**** Data provided

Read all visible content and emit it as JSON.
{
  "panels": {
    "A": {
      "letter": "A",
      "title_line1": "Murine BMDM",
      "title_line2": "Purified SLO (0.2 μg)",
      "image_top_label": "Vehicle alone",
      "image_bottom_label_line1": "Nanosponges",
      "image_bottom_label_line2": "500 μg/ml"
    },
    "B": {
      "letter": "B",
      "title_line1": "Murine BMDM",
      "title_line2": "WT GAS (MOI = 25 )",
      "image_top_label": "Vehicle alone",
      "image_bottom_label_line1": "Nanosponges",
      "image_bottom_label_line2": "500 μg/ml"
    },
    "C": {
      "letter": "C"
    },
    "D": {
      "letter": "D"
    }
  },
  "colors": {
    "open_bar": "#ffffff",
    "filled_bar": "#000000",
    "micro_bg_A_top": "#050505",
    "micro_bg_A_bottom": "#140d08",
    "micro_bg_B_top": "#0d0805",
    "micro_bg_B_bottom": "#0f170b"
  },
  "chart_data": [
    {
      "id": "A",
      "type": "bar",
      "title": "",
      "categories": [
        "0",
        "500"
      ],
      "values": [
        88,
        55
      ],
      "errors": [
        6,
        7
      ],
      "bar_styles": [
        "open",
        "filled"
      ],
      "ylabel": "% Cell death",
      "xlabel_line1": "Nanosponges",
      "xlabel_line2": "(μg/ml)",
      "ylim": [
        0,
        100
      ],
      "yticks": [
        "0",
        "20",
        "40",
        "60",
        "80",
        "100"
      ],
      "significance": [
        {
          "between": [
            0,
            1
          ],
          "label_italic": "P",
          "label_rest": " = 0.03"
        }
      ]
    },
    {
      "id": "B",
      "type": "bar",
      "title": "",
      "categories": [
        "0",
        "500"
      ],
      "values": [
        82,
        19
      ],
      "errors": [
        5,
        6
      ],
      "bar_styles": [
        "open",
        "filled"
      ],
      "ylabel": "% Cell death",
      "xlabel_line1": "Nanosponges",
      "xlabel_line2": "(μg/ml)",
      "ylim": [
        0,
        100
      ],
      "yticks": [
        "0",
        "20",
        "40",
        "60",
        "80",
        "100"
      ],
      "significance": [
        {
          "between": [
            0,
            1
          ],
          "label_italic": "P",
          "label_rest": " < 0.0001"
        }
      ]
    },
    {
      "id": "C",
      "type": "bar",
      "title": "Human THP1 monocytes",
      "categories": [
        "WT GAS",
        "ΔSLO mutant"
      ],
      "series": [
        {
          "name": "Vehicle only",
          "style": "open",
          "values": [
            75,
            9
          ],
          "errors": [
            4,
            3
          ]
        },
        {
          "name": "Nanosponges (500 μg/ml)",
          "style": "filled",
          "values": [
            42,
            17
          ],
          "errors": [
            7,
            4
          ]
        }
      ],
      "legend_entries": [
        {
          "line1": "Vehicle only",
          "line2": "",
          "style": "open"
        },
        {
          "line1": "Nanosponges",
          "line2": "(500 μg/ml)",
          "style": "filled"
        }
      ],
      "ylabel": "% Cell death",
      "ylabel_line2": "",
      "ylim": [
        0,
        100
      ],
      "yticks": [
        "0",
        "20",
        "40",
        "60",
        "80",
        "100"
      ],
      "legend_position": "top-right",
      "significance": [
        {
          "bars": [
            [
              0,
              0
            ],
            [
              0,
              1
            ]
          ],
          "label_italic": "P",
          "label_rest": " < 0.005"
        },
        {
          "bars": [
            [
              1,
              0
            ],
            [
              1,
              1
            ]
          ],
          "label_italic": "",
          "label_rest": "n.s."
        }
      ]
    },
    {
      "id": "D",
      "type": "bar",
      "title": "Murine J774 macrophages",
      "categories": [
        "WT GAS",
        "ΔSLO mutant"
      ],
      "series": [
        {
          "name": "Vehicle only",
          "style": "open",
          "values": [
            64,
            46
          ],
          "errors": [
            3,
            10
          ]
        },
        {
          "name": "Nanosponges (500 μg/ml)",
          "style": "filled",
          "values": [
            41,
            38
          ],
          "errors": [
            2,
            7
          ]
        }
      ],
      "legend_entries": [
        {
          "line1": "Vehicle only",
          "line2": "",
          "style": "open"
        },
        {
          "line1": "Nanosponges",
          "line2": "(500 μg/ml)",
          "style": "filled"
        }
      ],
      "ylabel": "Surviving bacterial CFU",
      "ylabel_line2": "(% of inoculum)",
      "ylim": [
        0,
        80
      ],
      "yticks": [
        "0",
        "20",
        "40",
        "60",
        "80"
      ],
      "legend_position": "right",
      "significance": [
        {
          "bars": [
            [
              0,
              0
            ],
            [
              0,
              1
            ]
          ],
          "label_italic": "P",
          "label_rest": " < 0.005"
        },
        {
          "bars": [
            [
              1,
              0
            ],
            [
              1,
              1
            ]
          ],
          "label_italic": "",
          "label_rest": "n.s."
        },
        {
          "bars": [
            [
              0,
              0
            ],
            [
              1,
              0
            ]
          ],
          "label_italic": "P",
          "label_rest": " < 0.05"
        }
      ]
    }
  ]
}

********

Work instruction: Give every part of the material again, exactly as written.

Output of the exercise:
Read all visible content and emit it as JSON.
{
  "panels": {
    "A": {
      "letter": "A",
      "title_line1": "Murine BMDM",
      "title_line2": "Purified SLO (0.2 μg)",
      "image_top_label": "Vehicle alone",
      "image_bottom_label_line1": "Nanosponges",
      "image_bottom_label_line2": "500 μg/ml"
    },
    "B": {
      "letter": "B",
      "title_line1": "Murine BMDM",
      "title_line2": "WT GAS (MOI = 25 )",
      "image_top_label": "Vehicle alone",
      "image_bottom_label_line1": "Nanosponges",
      "image_bottom_label_line2": "500 μg/ml"
    },
    "C": {
      "letter": "C"
    },
    "D": {
      "letter": "D"
    }
  },
  "colors": {
    "open_bar": "#ffffff",
    "filled_bar": "#000000",
    "micro_bg_A_top": "#050505",
    "micro_bg_A_bottom": "#140d08",
    "micro_bg_B_top": "#0d0805",
    "micro_bg_B_bottom": "#0f170b"
  },
  "chart_data": [
    {
      "id": "A",
      "type": "bar",
      "title": "",
      "categories": [
        "0",
        "500"
      ],
      "values": [
        88,
        55
      ],
      "errors": [
        6,
        7
      ],
      "bar_styles": [
        "open",
        "filled"
      ],
      "ylabel": "% Cell death",
      "xlabel_line1": "Nanosponges",
      "xlabel_line2": "(μg/ml)",
      "ylim": [
        0,
        100
      ],
      "yticks": [
        "0",
        "20",
        "40",
        "60",
        "80",
        "100"
      ],
      "significance": [
        {
          "between": [
            0,
            1
          ],
          "label_italic": "P",
          "label_rest": " = 0.03"
        }
      ]
    },
    {
      "id": "B",
      "type": "bar",
      "title": "",
      "categories": [
        "0",
        "500"
      ],
      "values": [
        82,
        19
      ],
      "errors": [
        5,
        6
      ],
      "bar_styles": [
        "open",
        "filled"
      ],
      "ylabel": "% Cell death",
      "xlabel_line1": "Nanosponges",
      "xlabel_line2": "(μg/ml)",
      "ylim": [
        0,
        100
      ],
      "yticks": [
        "0",
        "20",
        "40",
        "60",
        "80",
        "100"
      ],
      "significance": [
        {
          "between": [
            0,
            1
          ],
          "label_italic": "P",
          "label_rest": " < 0.0001"
        }
      ]
    },
    {
      "id": "C",
      "type": "bar",
      "title": "Human THP1 monocytes",
      "categories": [
        "WT GAS",
        "ΔSLO mutant"
      ],
      "series": [
        {
          "name": "Vehicle only",
          "style": "open",
          "values": [
            75,
            9
          ],
          "errors": [
            4,
            3
          ]
        },
        {
          "name": "Nanosponges (500 μg/ml)",
          "style": "filled",
          "values": [
            42,
            17
          ],
          "errors": [
            7,
            4
          ]
        }
      ],
      "legend_entries": [
        {
          "line1": "Vehicle only",
          "line2": "",
          "style": "open"
        },
        {
          "line1": "Nanosponges",
          "line2": "(500 μg/ml)",
          "style": "filled"
        }
      ],
      "ylabel": "% Cell death",
      "ylabel_line2": "",
      "ylim": [
        0,
        100
      ],
      "yticks": [
        "0",
        "20",
        "40",
        "60",
        "80",
        "100"
      ],
      "legend_position": "top-right",
      "significance": [
        {
          "bars": [
            [
              0,
              0
            ],
            [
              0,
              1
            ]
          ],
          "label_italic": "P",
          "label_rest": " < 0.005"
        },
        {
          "bars": [
            [
              1,
              0
            ],
            [
              1,
              1
            ]
          ],
          "label_italic": "",
          "label_rest": "n.s."
        }
      ]
    },
    {
      "id": "D",
      "type": "bar",
      "title": "Murine J774 macrophages",
      "categories": [
        "WT GAS",
        "ΔSLO mutant"
      ],
      "series": [
        {
          "name": "Vehicle only",
          "style": "open",
          "values": [
            64,
            46
          ],
          "errors": [
            3,
            10
          ]
        },
        {
          "name": "Nanosponges (500 μg/ml)",
          "style": "filled",
          "values": [
            41,
            38
          ],
          "errors": [
            2,
            7
          ]
        }
      ],
      "legend_entries": [
        {
          "line1": "Vehicle only",
          "line2": "",
          "style": "open"
        },
        {
          "line1": "Nanosponges",
          "line2": "(500 μg/ml)",
          "style": "filled"
        }
      ],
      "ylabel": "Surviving bacterial CFU",
      "ylabel_line2": "(% of inoculum)",
      "ylim": [
        0,
        80
      ],
      "yticks": [
        "0",
        "20",
        "40",
        "60",
        "80"
      ],
      "legend_position": "right",
      "significance": [
        {
          "bars": [
            [
              0,
              0
            ],
            [
              0,
              1
            ]
          ],
          "label_italic": "P",
          "label_rest": " < 0.005"
        },
        {
          "bars": [
            [
              1,
              0
            ],
            [
              1,
              1
            ]
          ],
          "label_italic": "",
          "label_rest": "n.s."
        },
        {
          "bars": [
            [
              0,
              0
            ],
            [
              1,
              0
            ]
          ],
          "label_italic": "P",
          "label_rest": " < 0.05"
        }
      ]
    }
  ]
}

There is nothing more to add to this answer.